- _The task_: In the stretch from the line containing "Patent image size: (828, 751)." through the end of the rows, change "initial state" to "starting state" and give those lines again with nothing else altered.
───── Data shown
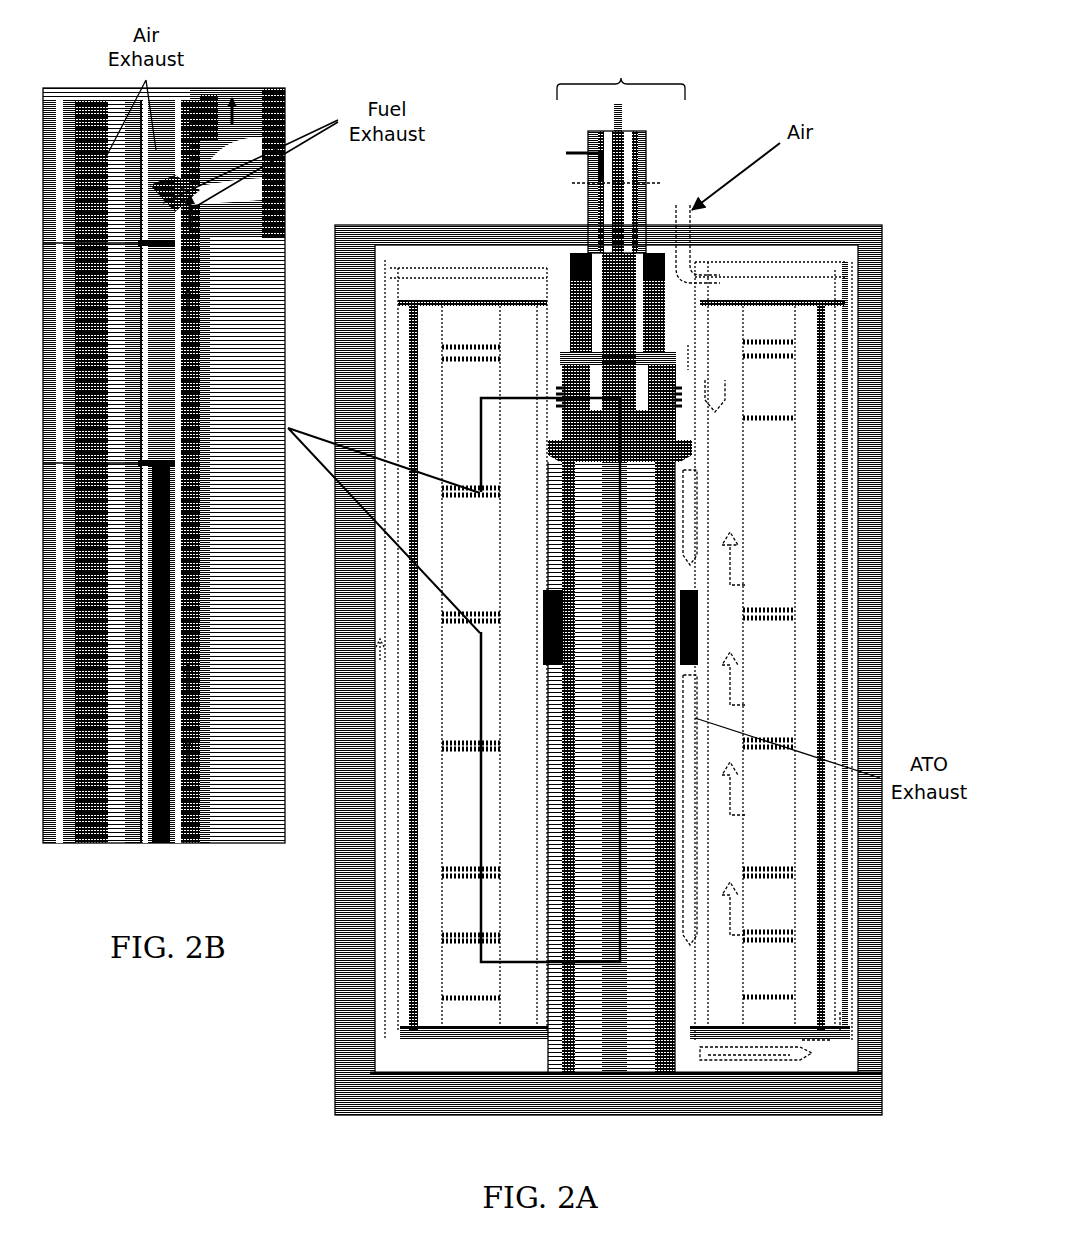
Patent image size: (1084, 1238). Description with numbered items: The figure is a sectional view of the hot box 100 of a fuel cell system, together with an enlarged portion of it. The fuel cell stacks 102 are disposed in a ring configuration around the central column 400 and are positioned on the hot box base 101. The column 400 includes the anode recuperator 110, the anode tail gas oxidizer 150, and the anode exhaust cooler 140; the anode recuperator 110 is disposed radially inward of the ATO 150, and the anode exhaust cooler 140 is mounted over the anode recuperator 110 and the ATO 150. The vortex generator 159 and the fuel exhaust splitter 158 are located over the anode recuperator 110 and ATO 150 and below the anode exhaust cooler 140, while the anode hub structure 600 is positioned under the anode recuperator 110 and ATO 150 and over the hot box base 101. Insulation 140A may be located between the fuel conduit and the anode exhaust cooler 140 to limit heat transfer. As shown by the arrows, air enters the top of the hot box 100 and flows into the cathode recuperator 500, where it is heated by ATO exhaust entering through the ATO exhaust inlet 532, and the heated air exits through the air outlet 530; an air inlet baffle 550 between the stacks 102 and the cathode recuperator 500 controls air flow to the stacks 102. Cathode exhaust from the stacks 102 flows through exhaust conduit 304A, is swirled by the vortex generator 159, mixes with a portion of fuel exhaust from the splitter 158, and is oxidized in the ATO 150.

In FIG. 2A, the hot box 100 is at (612, 1112).
In FIG. 2A, the hot box base 101 is at (490, 1072).
In FIG. 2B, the fuel cell stack 102 is at (85, 805).
In FIG. 2A, the fuel cell stack 102 is at (792, 592).
In FIG. 2B, the anode recuperator heat exchanger 110 is at (215, 293).
In FIG. 2A, the anode recuperator heat exchanger 110 is at (672, 583).
In FIG. 2A, the anode exhaust cooler heat exchanger 140 is at (568, 290).
In FIG. 2A, the anode exhaust cooler inner core insulation 140A is at (598, 270).
In FIG. 2B, the anode tail gas oxidizer 150 is at (172, 815).
In FIG. 2A, the anode tail gas oxidizer 150 is at (703, 630).
In FIG. 2B, the splitter 158 is at (163, 198).
In FIG. 2A, the vortex generator 159 is at (672, 457).
In FIG. 2A, the exhaust conduit 304A is at (690, 360).
In FIG. 2A, the central column 400 is at (621, 84).
In FIG. 2A, the cathode recuperator heat exchanger 500 is at (845, 474).
In FIG. 2A, the air outlet 530 is at (843, 745).
In FIG. 2A, the ATO exhaust inlet 532 is at (700, 402).
In FIG. 2A, the air inlet baffle 550 is at (818, 372).
In FIG. 2A, the anode hub structure 600 is at (767, 1057).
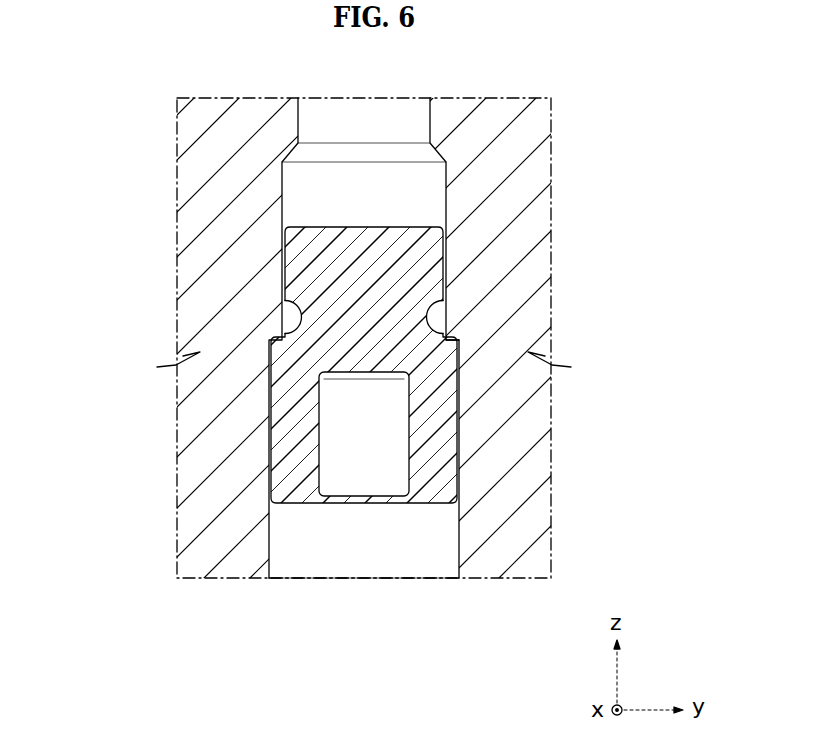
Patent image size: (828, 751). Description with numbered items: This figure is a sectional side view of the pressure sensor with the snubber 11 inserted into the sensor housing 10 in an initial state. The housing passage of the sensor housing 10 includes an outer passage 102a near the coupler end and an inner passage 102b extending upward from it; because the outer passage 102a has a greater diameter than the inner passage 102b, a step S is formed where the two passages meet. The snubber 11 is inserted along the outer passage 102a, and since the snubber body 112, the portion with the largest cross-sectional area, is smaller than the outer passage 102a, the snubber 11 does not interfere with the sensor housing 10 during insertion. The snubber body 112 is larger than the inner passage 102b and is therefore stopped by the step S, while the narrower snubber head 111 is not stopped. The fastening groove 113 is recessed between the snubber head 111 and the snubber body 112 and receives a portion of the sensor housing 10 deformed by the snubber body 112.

The sensor housing 10 is at (208, 155).
The snubber 11 is at (247, 365).
The snubber head 111 is at (303, 268).
The fastening groove 113 is at (295, 318).
The snubber body 112 is at (288, 417).
The inner passage 102b is at (361, 206).
The outer passage 102a is at (373, 557).
The step S is at (450, 336).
──────────
- _Answer to this problem_:
Patent image size: (828, 751). Description with numbered items: This figure is a sectional side view of the pressure sensor with the snubber 11 inserted into the sensor housing 10 in an starting state. The housing passage of the sensor housing 10 includes an outer passage 102a near the coupler end and an inner passage 102b extending upward from it; because the outer passage 102a has a greater diameter than the inner passage 102b, a step S is formed where the two passages meet. The snubber 11 is inserted along the outer passage 102a, and since the snubber body 112, the portion with the largest cross-sectional area, is smaller than the outer passage 102a, the snubber 11 does not interfere with the sensor housing 10 during insertion. The snubber body 112 is larger than the inner passage 102b and is therefore stopped by the step S, while the narrower snubber head 111 is not stopped. The fastening groove 113 is recessed between the snubber head 111 and the snubber body 112 and receives a portion of the sensor housing 10 deformed by the snubber body 112.

The sensor housing 10 is at (208, 155).
The snubber 11 is at (247, 365).
The snubber head 111 is at (303, 268).
The fastening groove 113 is at (295, 318).
The snubber body 112 is at (288, 417).
The inner passage 102b is at (361, 206).
The outer passage 102a is at (373, 557).
The step S is at (450, 336).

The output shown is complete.